What is being asked:
Rewrite the rows from the first one through the line with "wind-direction-arrow [889, 368, 896, 377]", substituting "cloud-bar-low" for every "low-cloud-bar" and leaving everything else unchanged.

====

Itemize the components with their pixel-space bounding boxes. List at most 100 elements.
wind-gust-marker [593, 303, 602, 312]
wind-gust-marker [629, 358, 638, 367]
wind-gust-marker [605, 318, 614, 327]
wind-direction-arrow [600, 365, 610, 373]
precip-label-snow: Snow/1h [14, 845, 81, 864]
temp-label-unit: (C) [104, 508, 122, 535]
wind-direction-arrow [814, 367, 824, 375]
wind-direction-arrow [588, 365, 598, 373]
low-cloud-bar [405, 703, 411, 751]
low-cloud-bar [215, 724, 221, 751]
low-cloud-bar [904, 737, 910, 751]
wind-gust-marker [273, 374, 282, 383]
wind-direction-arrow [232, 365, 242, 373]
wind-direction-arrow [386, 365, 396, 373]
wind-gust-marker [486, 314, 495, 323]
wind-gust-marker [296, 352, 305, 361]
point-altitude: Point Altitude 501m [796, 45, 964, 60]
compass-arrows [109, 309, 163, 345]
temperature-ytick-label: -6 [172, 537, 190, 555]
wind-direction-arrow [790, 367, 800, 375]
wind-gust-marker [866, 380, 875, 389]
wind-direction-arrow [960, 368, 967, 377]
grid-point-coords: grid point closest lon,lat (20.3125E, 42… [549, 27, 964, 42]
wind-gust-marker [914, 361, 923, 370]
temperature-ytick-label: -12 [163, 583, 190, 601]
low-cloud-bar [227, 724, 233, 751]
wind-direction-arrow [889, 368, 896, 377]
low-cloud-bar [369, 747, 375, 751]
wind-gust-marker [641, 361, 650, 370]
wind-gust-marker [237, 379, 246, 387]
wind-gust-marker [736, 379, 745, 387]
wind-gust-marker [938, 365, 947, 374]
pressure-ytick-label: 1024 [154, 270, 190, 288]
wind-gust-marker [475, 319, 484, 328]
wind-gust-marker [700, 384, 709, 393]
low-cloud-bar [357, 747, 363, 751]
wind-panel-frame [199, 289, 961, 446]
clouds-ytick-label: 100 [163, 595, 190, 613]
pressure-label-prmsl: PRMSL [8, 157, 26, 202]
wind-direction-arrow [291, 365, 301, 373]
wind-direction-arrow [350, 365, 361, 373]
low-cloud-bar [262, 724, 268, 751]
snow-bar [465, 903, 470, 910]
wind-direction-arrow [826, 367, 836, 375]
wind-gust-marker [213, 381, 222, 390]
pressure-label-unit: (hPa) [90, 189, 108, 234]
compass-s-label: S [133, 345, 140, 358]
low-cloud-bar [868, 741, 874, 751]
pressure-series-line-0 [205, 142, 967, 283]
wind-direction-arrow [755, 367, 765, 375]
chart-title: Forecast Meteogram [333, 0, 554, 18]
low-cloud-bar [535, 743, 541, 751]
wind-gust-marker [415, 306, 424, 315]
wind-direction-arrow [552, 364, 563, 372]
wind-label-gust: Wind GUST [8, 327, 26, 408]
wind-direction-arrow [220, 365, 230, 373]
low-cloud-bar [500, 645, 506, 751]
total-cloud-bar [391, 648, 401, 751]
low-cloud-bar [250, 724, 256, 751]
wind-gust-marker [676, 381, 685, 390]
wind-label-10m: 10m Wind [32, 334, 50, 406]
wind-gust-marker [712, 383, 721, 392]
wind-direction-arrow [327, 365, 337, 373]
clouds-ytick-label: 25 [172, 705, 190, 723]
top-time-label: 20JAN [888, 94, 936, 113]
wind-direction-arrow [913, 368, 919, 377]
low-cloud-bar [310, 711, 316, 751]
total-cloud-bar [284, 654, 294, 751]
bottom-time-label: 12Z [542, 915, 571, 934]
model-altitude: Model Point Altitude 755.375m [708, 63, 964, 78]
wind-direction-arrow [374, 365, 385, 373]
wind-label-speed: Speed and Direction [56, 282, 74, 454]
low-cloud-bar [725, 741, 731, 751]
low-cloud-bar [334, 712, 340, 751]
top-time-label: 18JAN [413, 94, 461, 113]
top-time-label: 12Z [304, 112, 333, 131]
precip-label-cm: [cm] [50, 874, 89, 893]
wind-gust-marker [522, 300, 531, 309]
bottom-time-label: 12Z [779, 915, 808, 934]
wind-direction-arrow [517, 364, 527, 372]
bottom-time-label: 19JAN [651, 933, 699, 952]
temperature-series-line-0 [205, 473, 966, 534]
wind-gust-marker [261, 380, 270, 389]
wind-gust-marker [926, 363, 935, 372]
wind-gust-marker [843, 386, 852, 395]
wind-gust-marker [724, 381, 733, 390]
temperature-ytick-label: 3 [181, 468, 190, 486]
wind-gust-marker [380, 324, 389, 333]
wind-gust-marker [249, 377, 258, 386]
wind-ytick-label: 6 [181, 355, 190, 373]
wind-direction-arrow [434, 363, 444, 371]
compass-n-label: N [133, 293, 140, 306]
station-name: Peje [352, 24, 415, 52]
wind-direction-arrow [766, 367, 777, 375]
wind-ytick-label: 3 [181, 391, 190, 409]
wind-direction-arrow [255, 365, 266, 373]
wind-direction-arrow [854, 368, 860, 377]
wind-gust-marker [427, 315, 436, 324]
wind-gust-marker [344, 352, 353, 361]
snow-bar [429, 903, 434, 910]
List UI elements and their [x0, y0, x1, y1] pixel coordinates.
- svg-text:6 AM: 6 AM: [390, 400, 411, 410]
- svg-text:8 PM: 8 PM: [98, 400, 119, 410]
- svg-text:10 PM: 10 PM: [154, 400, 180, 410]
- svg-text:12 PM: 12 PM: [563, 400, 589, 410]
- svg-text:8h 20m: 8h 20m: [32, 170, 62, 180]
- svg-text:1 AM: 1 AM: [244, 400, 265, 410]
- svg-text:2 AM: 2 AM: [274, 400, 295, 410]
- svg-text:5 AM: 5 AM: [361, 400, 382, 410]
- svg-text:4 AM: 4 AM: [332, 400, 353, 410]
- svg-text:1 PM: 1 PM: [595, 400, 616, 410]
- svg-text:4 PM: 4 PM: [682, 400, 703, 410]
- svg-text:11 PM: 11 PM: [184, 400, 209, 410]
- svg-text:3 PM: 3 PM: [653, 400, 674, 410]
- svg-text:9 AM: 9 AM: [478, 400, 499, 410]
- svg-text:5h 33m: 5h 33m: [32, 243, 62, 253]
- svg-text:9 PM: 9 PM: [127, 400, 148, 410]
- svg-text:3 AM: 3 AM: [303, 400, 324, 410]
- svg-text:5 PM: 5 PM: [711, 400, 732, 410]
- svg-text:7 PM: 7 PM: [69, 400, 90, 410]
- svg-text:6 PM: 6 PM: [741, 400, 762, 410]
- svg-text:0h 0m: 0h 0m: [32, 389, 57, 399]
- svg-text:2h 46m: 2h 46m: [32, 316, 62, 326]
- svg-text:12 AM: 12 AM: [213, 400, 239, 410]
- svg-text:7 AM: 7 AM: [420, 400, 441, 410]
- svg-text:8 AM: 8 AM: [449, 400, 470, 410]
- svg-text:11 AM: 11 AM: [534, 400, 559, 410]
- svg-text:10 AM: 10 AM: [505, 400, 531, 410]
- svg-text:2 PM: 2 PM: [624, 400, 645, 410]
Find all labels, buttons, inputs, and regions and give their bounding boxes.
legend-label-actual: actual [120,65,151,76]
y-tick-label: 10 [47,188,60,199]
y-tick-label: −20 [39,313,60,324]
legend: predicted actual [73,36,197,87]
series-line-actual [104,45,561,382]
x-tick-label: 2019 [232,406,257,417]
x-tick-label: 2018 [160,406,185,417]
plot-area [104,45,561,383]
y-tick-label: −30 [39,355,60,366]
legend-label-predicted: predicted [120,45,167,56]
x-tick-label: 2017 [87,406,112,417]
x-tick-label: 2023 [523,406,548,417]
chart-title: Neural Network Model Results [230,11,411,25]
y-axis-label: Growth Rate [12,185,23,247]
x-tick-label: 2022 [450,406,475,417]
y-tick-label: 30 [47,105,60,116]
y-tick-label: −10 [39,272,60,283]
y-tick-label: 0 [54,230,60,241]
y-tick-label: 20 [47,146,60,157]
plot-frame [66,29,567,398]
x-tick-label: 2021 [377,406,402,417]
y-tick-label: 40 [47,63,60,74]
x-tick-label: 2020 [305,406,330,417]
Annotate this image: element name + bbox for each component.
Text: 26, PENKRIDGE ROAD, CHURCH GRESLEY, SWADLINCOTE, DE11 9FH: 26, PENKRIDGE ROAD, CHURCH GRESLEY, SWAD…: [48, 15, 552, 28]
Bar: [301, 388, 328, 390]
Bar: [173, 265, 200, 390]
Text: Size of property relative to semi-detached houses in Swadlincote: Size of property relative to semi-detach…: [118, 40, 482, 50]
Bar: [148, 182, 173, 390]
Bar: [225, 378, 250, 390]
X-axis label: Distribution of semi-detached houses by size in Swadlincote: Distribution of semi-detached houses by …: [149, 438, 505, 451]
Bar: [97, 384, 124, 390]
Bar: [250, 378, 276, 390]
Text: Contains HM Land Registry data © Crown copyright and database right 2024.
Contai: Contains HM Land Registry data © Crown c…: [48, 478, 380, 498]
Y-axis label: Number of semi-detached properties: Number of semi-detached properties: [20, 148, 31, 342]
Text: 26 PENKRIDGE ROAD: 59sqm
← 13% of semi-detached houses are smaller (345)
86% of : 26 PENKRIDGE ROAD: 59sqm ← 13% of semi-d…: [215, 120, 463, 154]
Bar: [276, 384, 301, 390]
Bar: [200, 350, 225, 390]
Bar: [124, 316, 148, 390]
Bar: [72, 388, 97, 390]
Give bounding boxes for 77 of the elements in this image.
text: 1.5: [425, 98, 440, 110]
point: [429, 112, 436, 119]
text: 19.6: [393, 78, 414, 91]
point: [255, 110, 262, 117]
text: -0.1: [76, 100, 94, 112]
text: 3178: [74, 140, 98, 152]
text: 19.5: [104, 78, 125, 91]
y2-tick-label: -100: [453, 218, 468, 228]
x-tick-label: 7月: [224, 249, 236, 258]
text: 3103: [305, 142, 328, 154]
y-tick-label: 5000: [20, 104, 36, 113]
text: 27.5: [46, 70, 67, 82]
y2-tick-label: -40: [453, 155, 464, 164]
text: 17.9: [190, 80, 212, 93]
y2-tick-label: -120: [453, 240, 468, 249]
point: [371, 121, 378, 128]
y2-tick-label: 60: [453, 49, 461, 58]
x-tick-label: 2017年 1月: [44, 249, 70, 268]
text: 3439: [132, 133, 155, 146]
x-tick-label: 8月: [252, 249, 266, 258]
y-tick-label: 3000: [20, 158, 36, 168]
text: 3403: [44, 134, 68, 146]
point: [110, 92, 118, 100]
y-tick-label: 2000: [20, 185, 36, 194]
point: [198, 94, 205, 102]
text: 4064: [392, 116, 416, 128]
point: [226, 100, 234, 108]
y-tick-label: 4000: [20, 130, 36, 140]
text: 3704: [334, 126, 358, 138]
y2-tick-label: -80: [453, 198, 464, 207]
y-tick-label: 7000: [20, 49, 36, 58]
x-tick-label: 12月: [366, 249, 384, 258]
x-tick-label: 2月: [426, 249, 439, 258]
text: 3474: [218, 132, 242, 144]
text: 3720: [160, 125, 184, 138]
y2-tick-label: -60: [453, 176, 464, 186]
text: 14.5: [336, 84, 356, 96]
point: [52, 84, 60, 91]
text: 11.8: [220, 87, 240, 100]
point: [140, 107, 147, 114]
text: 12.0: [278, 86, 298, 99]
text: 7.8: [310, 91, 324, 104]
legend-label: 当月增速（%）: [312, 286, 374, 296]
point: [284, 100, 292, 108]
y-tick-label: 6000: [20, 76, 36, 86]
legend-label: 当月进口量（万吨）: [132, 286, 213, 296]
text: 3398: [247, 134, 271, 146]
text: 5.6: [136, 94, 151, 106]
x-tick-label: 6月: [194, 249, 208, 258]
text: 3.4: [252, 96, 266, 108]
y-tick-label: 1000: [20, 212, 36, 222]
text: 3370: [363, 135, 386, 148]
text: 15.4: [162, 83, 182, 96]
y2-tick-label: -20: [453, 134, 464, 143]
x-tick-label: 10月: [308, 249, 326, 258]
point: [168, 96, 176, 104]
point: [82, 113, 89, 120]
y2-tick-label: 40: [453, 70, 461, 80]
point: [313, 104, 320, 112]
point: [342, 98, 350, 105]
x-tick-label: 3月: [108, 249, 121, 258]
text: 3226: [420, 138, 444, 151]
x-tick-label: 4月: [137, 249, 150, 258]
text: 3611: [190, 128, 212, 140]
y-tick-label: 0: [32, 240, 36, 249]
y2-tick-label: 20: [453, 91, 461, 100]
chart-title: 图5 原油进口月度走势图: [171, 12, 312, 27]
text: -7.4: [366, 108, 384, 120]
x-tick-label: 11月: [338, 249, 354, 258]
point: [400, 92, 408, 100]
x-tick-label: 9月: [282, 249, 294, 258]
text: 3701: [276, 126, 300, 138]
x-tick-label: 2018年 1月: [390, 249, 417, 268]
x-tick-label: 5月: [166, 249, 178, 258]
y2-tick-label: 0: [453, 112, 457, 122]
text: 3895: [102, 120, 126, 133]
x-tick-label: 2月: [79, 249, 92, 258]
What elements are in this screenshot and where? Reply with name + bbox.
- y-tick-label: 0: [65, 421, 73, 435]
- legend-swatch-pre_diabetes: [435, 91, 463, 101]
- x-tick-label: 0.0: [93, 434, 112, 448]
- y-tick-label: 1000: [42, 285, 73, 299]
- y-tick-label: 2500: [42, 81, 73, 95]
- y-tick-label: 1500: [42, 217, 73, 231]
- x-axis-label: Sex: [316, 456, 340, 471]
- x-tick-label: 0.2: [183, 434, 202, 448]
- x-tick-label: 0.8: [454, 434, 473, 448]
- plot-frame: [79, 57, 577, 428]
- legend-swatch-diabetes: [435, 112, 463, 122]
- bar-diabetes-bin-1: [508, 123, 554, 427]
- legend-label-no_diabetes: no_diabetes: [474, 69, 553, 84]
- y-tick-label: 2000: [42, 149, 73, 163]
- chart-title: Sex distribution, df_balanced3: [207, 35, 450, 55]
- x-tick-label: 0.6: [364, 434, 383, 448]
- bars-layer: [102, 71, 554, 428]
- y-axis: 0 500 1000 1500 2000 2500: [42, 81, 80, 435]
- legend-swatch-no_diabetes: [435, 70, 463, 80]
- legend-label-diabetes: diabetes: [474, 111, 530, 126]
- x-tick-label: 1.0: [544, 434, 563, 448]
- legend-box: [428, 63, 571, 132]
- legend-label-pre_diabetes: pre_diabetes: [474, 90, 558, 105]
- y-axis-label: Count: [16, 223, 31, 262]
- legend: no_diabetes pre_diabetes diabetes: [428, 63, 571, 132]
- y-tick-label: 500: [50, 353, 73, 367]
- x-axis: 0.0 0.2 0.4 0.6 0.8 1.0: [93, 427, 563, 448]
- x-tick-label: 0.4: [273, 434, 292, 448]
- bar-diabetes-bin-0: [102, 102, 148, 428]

====

Correct output:
Itemize the components with their pixel-space bounding boxes. List at most 100 elements.
wind-gust-marker [593, 303, 602, 312]
wind-gust-marker [629, 358, 638, 367]
wind-gust-marker [605, 318, 614, 327]
wind-direction-arrow [600, 365, 610, 373]
precip-label-snow: Snow/1h [14, 845, 81, 864]
temp-label-unit: (C) [104, 508, 122, 535]
wind-direction-arrow [814, 367, 824, 375]
wind-direction-arrow [588, 365, 598, 373]
cloud-bar-low [405, 703, 411, 751]
cloud-bar-low [215, 724, 221, 751]
cloud-bar-low [904, 737, 910, 751]
wind-gust-marker [273, 374, 282, 383]
wind-direction-arrow [232, 365, 242, 373]
wind-direction-arrow [386, 365, 396, 373]
wind-gust-marker [486, 314, 495, 323]
wind-gust-marker [296, 352, 305, 361]
point-altitude: Point Altitude 501m [796, 45, 964, 60]
compass-arrows [109, 309, 163, 345]
temperature-ytick-label: -6 [172, 537, 190, 555]
wind-direction-arrow [790, 367, 800, 375]
wind-gust-marker [866, 380, 875, 389]
wind-direction-arrow [960, 368, 967, 377]
grid-point-coords: grid point closest lon,lat (20.3125E, 42… [549, 27, 964, 42]
wind-gust-marker [914, 361, 923, 370]
temperature-ytick-label: -12 [163, 583, 190, 601]
cloud-bar-low [227, 724, 233, 751]
wind-direction-arrow [889, 368, 896, 377]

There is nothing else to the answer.